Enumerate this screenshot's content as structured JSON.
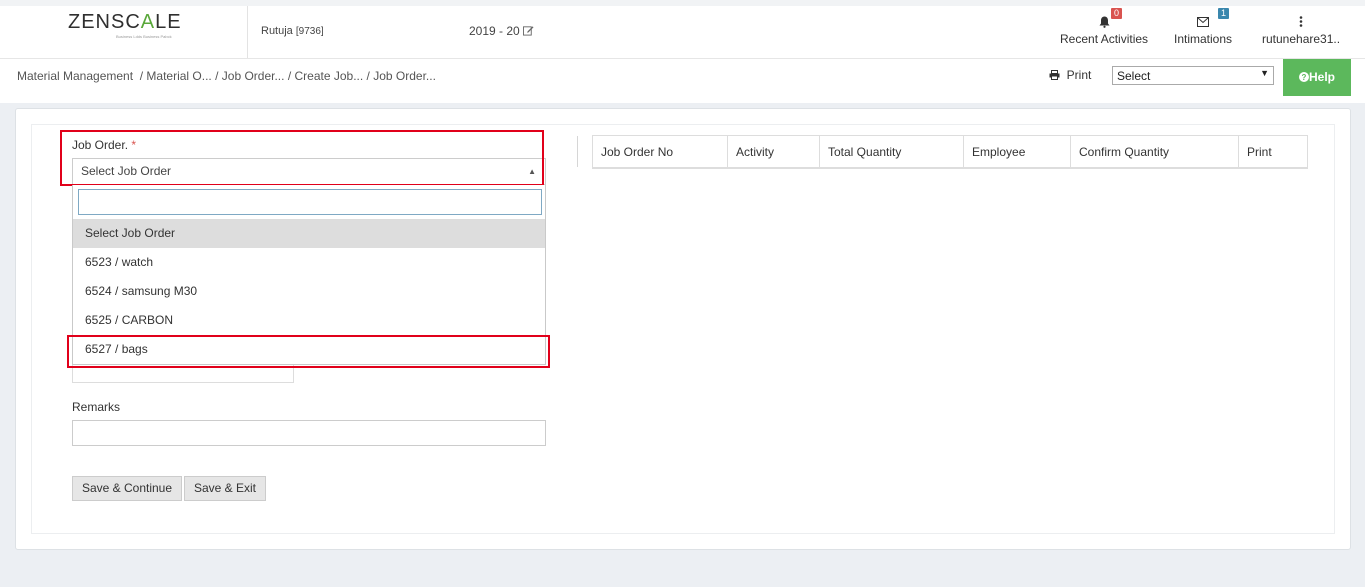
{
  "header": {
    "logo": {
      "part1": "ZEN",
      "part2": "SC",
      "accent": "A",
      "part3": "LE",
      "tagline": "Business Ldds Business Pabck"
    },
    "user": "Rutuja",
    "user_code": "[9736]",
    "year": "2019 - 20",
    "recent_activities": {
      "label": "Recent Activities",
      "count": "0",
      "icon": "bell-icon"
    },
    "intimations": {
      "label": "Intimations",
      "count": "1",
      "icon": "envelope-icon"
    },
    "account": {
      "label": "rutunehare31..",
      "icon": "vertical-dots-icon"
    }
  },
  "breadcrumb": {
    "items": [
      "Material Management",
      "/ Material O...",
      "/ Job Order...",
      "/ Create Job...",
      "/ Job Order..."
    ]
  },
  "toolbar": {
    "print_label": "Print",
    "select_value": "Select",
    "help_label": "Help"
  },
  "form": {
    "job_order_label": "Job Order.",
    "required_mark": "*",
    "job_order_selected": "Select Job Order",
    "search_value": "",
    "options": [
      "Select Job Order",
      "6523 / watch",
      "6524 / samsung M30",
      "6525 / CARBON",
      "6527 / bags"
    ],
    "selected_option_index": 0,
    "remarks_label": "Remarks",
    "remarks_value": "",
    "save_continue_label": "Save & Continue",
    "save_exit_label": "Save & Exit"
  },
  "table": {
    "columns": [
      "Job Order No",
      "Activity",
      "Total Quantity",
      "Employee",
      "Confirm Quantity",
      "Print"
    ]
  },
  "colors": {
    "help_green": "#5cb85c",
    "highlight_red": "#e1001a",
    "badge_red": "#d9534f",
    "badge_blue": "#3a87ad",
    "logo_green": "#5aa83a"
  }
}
_ _ _ _
- **WHAT THE EXERCISE ASKS**
Every line of the data should be copied as it stands, without the images.

- **SOLUTION TO THIS PROBLEM**
Enumerate this screenshot's content as structured JSON.
{
  "header": {
    "logo": {
      "part1": "ZEN",
      "part2": "SC",
      "accent": "A",
      "part3": "LE",
      "tagline": "Business Ldds Business Pabck"
    },
    "user": "Rutuja",
    "user_code": "[9736]",
    "year": "2019 - 20",
    "recent_activities": {
      "label": "Recent Activities",
      "count": "0",
      "icon": "bell-icon"
    },
    "intimations": {
      "label": "Intimations",
      "count": "1",
      "icon": "envelope-icon"
    },
    "account": {
      "label": "rutunehare31..",
      "icon": "vertical-dots-icon"
    }
  },
  "breadcrumb": {
    "items": [
      "Material Management",
      "/ Material O...",
      "/ Job Order...",
      "/ Create Job...",
      "/ Job Order..."
    ]
  },
  "toolbar": {
    "print_label": "Print",
    "select_value": "Select",
    "help_label": "Help"
  },
  "form": {
    "job_order_label": "Job Order.",
    "required_mark": "*",
    "job_order_selected": "Select Job Order",
    "search_value": "",
    "options": [
      "Select Job Order",
      "6523 / watch",
      "6524 / samsung M30",
      "6525 / CARBON",
      "6527 / bags"
    ],
    "selected_option_index": 0,
    "remarks_label": "Remarks",
    "remarks_value": "",
    "save_continue_label": "Save & Continue",
    "save_exit_label": "Save & Exit"
  },
  "table": {
    "columns": [
      "Job Order No",
      "Activity",
      "Total Quantity",
      "Employee",
      "Confirm Quantity",
      "Print"
    ]
  },
  "colors": {
    "help_green": "#5cb85c",
    "highlight_red": "#e1001a",
    "badge_red": "#d9534f",
    "badge_blue": "#3a87ad",
    "logo_green": "#5aa83a"
  }
}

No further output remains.